Look through the records that follow. Copy every line containing the word "ylabel".

╭─ MATERIAL TO PROCESS

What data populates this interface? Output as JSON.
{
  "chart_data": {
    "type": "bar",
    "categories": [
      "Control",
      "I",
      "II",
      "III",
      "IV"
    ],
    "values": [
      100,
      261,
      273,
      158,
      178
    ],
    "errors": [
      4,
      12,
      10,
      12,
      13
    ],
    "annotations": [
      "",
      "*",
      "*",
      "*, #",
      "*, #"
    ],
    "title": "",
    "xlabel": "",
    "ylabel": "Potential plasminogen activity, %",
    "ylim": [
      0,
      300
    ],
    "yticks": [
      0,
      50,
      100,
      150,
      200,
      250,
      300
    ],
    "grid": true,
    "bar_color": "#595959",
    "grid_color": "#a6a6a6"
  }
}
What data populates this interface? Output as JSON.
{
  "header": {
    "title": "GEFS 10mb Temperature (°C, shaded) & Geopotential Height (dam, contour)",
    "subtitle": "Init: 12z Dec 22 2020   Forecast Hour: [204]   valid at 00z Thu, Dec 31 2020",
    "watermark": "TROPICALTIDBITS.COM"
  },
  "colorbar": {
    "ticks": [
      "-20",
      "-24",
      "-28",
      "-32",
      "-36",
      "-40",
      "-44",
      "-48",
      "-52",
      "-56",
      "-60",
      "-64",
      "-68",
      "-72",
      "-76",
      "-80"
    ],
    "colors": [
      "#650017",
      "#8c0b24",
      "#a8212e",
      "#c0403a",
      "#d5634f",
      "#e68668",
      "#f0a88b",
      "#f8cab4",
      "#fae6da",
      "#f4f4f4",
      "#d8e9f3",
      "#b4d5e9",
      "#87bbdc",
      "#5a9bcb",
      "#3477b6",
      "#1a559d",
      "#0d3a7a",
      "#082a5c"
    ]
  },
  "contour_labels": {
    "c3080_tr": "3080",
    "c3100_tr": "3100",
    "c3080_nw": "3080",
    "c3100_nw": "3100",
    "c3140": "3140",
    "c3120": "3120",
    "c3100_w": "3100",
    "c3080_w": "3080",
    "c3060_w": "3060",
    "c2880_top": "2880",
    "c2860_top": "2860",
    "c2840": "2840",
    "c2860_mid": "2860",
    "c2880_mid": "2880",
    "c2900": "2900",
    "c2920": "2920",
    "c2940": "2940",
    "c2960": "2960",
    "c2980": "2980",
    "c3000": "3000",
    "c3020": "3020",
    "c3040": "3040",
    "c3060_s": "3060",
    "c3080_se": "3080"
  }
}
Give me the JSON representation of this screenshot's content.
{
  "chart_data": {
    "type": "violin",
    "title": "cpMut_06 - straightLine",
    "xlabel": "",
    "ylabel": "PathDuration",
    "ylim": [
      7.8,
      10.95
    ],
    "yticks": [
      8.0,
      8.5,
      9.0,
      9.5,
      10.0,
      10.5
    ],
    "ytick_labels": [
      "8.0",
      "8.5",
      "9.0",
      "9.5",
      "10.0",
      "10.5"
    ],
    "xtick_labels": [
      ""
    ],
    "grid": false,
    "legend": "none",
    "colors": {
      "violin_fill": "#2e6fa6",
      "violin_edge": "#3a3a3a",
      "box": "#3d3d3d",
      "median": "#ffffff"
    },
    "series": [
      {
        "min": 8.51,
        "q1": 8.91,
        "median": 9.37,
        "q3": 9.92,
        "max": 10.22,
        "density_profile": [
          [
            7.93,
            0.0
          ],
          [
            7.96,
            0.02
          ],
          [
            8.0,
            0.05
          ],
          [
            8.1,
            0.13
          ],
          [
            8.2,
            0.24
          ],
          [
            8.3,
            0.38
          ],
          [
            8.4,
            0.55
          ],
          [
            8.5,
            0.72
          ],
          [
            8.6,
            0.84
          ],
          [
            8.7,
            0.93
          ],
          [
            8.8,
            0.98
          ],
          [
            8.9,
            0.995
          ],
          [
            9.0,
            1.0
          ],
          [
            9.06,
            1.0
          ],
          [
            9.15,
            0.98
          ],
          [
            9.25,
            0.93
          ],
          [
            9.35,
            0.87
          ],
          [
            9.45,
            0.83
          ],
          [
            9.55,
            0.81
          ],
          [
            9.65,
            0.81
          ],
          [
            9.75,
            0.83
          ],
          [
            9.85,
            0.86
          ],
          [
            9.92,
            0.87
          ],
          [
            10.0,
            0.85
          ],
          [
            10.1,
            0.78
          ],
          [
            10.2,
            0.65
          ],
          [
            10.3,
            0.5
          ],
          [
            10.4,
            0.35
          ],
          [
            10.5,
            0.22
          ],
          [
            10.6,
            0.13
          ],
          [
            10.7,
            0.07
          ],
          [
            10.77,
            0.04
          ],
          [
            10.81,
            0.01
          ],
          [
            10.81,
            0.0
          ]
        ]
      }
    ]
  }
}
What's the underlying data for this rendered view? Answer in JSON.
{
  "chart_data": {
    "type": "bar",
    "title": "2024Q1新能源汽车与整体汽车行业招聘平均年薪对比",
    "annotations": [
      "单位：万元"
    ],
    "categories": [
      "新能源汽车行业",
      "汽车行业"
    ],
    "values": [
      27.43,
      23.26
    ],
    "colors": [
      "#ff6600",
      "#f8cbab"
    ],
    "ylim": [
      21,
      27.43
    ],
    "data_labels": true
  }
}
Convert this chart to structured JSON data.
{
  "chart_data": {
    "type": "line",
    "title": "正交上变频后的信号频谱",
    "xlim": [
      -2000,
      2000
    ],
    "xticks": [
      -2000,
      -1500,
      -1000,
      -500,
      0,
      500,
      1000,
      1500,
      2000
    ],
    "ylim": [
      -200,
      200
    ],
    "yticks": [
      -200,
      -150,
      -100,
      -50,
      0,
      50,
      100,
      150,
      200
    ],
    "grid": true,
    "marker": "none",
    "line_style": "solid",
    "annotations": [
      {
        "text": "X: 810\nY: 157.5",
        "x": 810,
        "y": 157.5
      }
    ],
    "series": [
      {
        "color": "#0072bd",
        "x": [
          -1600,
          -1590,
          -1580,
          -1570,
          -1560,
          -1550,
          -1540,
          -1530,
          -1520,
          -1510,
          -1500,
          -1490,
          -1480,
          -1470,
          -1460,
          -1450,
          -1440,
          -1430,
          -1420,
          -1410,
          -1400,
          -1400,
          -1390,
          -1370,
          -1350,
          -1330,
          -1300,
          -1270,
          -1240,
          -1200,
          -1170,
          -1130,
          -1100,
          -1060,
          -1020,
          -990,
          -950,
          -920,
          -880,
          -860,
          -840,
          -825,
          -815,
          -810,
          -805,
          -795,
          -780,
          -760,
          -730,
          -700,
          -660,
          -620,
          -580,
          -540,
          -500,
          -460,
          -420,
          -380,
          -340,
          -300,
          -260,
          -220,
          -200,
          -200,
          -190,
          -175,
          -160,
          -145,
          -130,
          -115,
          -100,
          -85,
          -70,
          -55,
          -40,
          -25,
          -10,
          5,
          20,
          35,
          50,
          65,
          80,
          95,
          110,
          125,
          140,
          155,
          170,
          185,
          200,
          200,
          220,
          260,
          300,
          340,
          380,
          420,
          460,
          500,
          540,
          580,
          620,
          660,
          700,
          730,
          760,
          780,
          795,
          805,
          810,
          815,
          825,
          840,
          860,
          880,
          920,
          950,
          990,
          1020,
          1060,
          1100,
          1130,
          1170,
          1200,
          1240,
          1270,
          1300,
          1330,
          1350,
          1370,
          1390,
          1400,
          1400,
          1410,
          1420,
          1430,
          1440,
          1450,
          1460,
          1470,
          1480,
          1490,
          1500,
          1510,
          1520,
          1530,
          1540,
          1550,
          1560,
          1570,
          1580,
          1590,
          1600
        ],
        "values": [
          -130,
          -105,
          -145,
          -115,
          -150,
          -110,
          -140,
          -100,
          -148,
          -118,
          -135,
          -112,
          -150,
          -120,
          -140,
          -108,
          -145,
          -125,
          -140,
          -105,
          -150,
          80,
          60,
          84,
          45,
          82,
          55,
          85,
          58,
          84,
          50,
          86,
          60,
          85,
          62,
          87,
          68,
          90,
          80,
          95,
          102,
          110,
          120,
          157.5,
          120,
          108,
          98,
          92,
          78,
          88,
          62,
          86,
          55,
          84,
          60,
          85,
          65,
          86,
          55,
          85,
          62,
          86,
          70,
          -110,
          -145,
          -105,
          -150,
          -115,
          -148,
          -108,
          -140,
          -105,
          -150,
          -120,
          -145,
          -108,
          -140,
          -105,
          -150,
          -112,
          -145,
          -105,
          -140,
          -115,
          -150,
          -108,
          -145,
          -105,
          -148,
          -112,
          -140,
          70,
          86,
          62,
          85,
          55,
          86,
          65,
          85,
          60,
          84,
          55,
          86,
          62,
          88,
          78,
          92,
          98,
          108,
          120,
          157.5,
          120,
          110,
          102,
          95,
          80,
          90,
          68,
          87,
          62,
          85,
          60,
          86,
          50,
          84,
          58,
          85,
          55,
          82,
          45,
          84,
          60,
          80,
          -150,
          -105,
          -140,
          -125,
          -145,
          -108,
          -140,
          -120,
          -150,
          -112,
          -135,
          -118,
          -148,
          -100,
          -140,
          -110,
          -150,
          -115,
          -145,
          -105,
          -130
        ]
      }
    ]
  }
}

╰─

### SOLUTION
    "ylabel": "Potential plasminogen activity, %",
    "ylabel": "PathDuration",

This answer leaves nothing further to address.